* [Exercise brief]:
For each line below that includes the word "разработка", make a copy.

* [Records to process]:
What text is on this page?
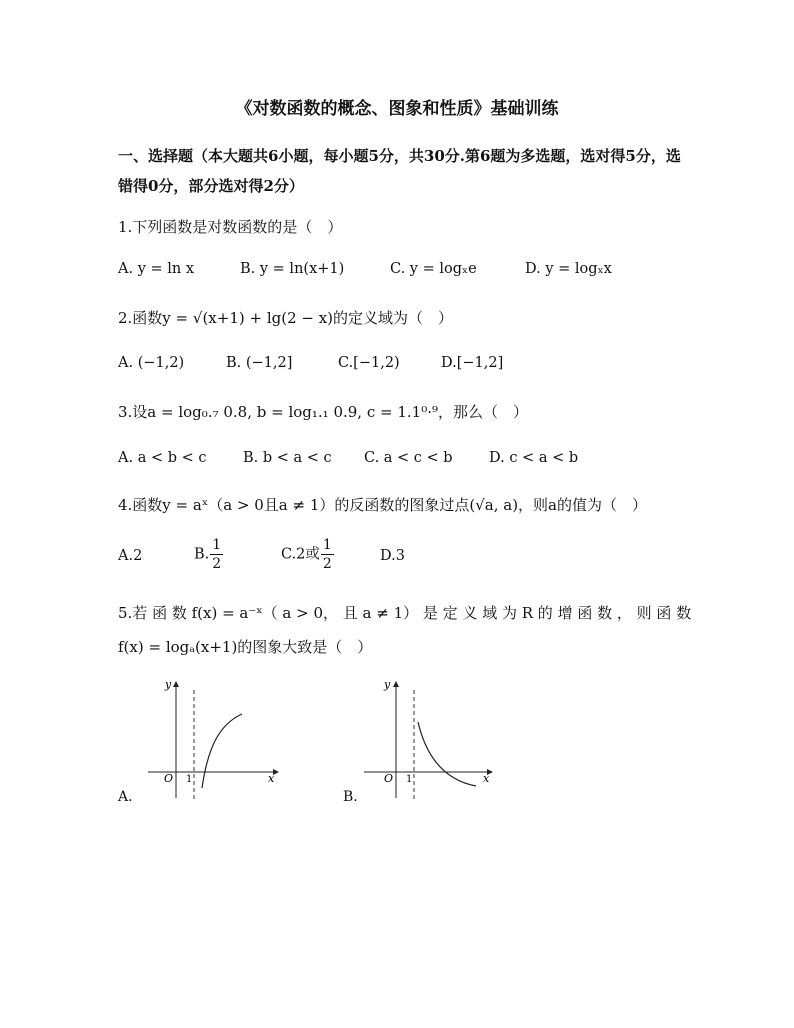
《对数函数的概念、图象和性质》基础训练
一、选择题（本大题共6小题，每小题5分，共30分.第6题为多选题，选对得5分，选
错得0分，部分选对得2分）
1.下列函数是对数函数的是（　）
A. y = ln x	B. y = ln(x+1)	C. y = logₓe	D. y = logₓx
2.函数y = √(x+1) + lg(2 − x)的定义域为（　）
A. (−1,2)	B. (−1,2]	C.[−1,2)	D.[−1,2]
3.设a = log₀.₇ 0.8, b = log₁.₁ 0.9, c = 1.1⁰·⁹，那么（　）
A. a < b < c	B. b < a < c C. a < c < b	D. c < a < b
4.函数y = aˣ（a > 0且a ≠ 1）的反函数的图象过点(√a, a)，则a的值为（　）
A.2	B. $\frac{1}{2}$	C.2或 $\frac{1}{2}$	D.3
5.若 函 数 f(x) = a⁻ˣ（ a > 0， 且 a ≠ 1） 是 定 义 域 为 R 的 增 函 数 ， 则 函 数
f(x) = logₐ(x+1)的图象大致是（　）
y
x
O 1
A.
y
x
O 1
B.
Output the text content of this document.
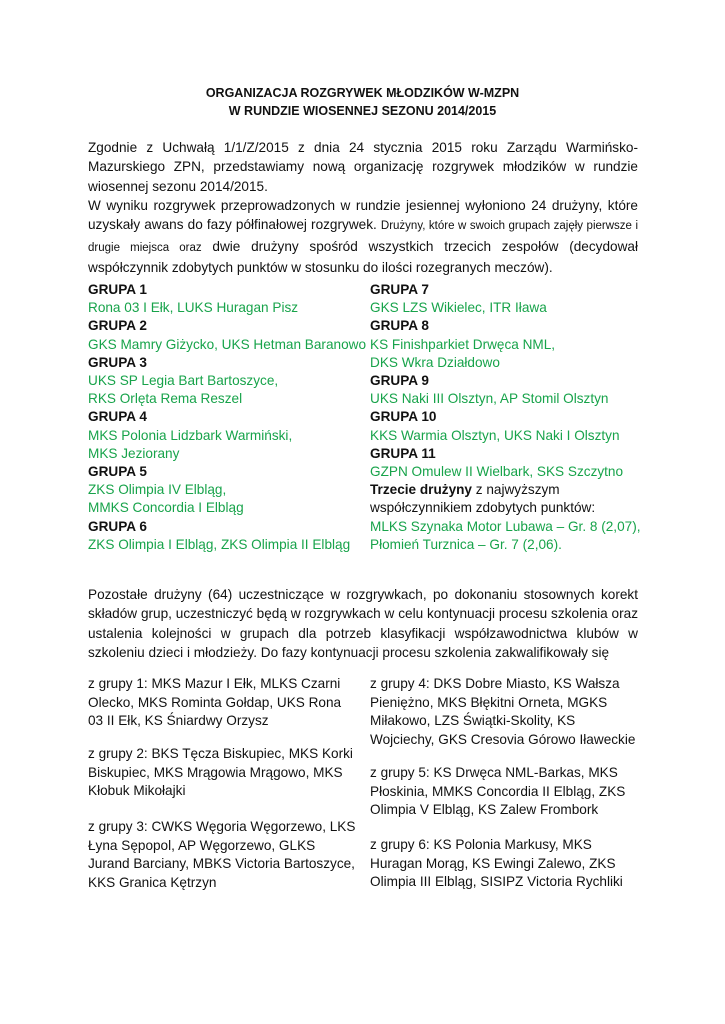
ORGANIZACJA ROZGRYWEK MŁODZIKÓW W-MZPN
W RUNDZIE WIOSENNEJ SEZONU 2014/2015
Zgodnie z Uchwałą 1/1/Z/2015 z dnia 24 stycznia 2015 roku Zarządu Warmińsko-Mazurskiego ZPN, przedstawiamy nową organizację rozgrywek młodzików w rundzie wiosennej sezonu 2014/2015.
W wyniku rozgrywek przeprowadzonych w rundzie jesiennej wyłoniono 24 drużyny, które uzyskały awans do fazy półfinałowej rozgrywek. Drużyny, które w swoich grupach zajęły pierwsze i drugie miejsca oraz dwie drużyny spośród wszystkich trzecich zespołów (decydował współczynnik zdobytych punktów w stosunku do ilości rozegranych meczów).
GRUPA 1
Rona 03 I Ełk, LUKS Huragan Pisz
GRUPA 2
GKS Mamry Giżycko, UKS Hetman Baranowo
GRUPA 3
UKS SP Legia Bart Bartoszyce,
RKS Orlęta Rema Reszel
GRUPA 4
MKS Polonia Lidzbark Warmiński,
MKS Jeziorany
GRUPA 5
ZKS Olimpia IV Elbląg,
MMKS Concordia I Elbląg
GRUPA 6
ZKS Olimpia I Elbląg, ZKS Olimpia II Elbląg
GRUPA 7
GKS LZS Wikielec, ITR Iława
GRUPA 8
KS Finishparkiet Drwęca NML,
DKS Wkra Działdowo
GRUPA 9
UKS Naki III Olsztyn, AP Stomil Olsztyn
GRUPA 10
KKS Warmia Olsztyn, UKS Naki I Olsztyn
GRUPA 11
GZPN Omulew II Wielbark, SKS Szczytno
Trzecie drużyny z najwyższym
współczynnikiem zdobytych punktów:
MLKS Szynaka Motor Lubawa – Gr. 8 (2,07),
Płomień Turznica – Gr. 7 (2,06).
Pozostałe drużyny (64) uczestniczące w rozgrywkach, po dokonaniu stosownych korekt składów grup, uczestniczyć będą w rozgrywkach w celu kontynuacji procesu szkolenia oraz ustalenia kolejności w grupach dla potrzeb klasyfikacji współzawodnictwa klubów w szkoleniu dzieci i młodzieży. Do fazy kontynuacji procesu szkolenia zakwalifikowały się
z grupy 1: MKS Mazur I Ełk, MLKS Czarni Olecko, MKS Rominta Gołdap, UKS Rona 03 II Ełk, KS Śniardwy Orzysz
z grupy 2: BKS Tęcza Biskupiec, MKS Korki Biskupiec, MKS Mrągowia Mrągowo, MKS Kłobuk Mikołajki
z grupy 3: CWKS Węgoria Węgorzewo, LKS Łyna Sępopol, AP Węgorzewo, GLKS Jurand Barciany, MBKS Victoria Bartoszyce, KKS Granica Kętrzyn
z grupy 4: DKS Dobre Miasto, KS Wałsza Pieniężno, MKS Błękitni Orneta, MGKS Miłakowo, LZS Świątki-Skolity, KS Wojciechy, GKS Cresovia Górowo Iławeckie
z grupy 5: KS Drwęca NML-Barkas, MKS Płoskinia, MMKS Concordia II Elbląg, ZKS Olimpia V Elbląg, KS Zalew Frombork
z grupy 6: KS Polonia Markusy, MKS Huragan Morąg, KS Ewingi Zalewo, ZKS Olimpia III Elbląg, SISIPZ Victoria Rychliki
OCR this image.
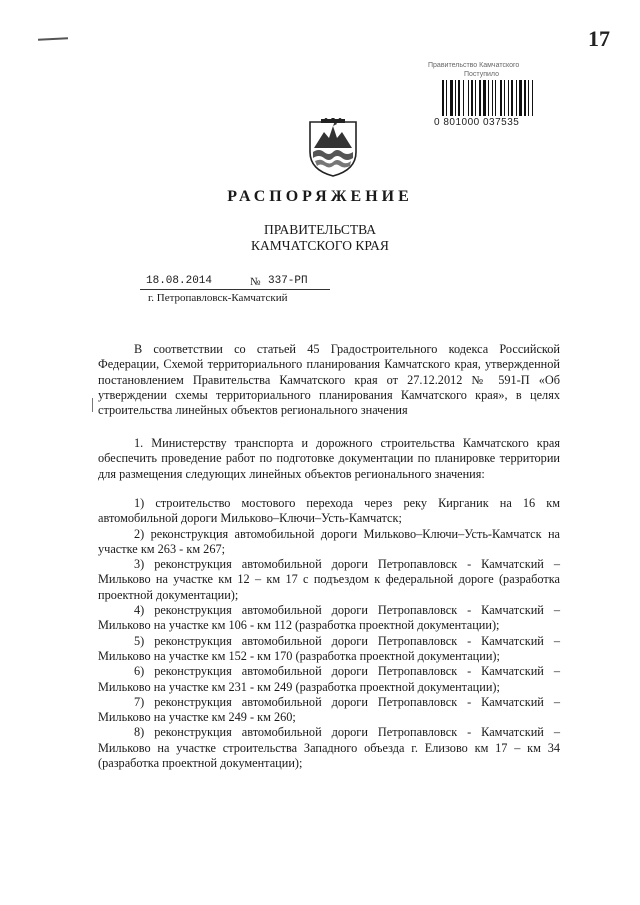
17
Правительство Камчатского
Поступило
0 801000 037535
РАСПОРЯЖЕНИЕ
ПРАВИТЕЛЬСТВА
КАМЧАТСКОГО КРАЯ
18.08.2014	№ 337-РП
г. Петропавловск-Камчатский

В соответствии со статьей 45 Градостроительного кодекса Российской Федерации, Схемой территориального планирования Камчатского края, утвержденной постановлением Правительства Камчатского края от 27.12.2012 № 591-П «Об утверждении схемы территориального планирования Камчатского края», в целях строительства линейных объектов регионального значения

1. Министерству транспорта и дорожного строительства Камчатского края обеспечить проведение работ по подготовке документации по планировке территории для размещения следующих линейных объектов регионального значения:

1) строительство мостового перехода через реку Кирганик на 16 км автомобильной дороги Мильково–Ключи–Усть-Камчатск;

2) реконструкция автомобильной дороги Мильково–Ключи–Усть-Камчатск на участке км 263 - км 267;

3) реконструкция автомобильной дороги Петропавловск - Камчатский – Мильково на участке км 12 – км 17 с подъездом к федеральной дороге (разработка проектной документации);

4) реконструкция автомобильной дороги Петропавловск - Камчатский – Мильково на участке км 106 - км 112 (разработка проектной документации);

5) реконструкция автомобильной дороги Петропавловск - Камчатский – Мильково на участке км 152 - км 170 (разработка проектной документации);

6) реконструкция автомобильной дороги Петропавловск - Камчатский – Мильково на участке км 231 - км 249 (разработка проектной документации);

7) реконструкция автомобильной дороги Петропавловск - Камчатский – Мильково на участке км 249 - км 260;

8) реконструкция автомобильной дороги Петропавловск - Камчатский – Мильково на участке строительства Западного объезда г. Елизово км 17 – км 34 (разработка проектной документации);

* [Output]:
3) реконструкция автомобильной дороги Петропавловск - Камчатский – Мильково на участке км 12 – км 17 с подъездом к федеральной дороге (разработка проектной документации);
4) реконструкция автомобильной дороги Петропавловск - Камчатский – Мильково на участке км 106 - км 112 (разработка проектной документации);
5) реконструкция автомобильной дороги Петропавловск - Камчатский – Мильково на участке км 152 - км 170 (разработка проектной документации);
6) реконструкция автомобильной дороги Петропавловск - Камчатский – Мильково на участке км 231 - км 249 (разработка проектной документации);
8) реконструкция автомобильной дороги Петропавловск - Камчатский – Мильково на участке строительства Западного объезда г. Елизово км 17 – км 34 (разработка проектной документации);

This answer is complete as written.